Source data
•••
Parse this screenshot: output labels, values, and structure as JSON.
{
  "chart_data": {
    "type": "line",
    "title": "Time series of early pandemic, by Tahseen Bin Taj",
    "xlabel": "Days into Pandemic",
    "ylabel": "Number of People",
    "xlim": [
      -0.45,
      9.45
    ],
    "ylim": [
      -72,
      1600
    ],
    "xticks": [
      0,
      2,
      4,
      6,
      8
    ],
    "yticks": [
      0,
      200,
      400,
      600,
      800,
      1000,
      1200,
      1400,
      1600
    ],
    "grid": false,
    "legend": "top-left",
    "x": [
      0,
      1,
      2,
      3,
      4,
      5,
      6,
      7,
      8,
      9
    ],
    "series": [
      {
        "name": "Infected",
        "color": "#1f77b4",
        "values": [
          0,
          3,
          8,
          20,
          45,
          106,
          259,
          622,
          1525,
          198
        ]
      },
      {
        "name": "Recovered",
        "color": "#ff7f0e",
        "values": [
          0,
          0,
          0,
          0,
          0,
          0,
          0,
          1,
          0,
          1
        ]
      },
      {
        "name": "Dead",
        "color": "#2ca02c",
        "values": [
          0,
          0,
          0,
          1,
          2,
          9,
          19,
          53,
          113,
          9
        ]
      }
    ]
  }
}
•••
Task directions
Among the records above, find each line holding the string "name" and pull it out.

Solved problem
        "name": "Infected",
        "name": "Recovered",
        "name": "Dead",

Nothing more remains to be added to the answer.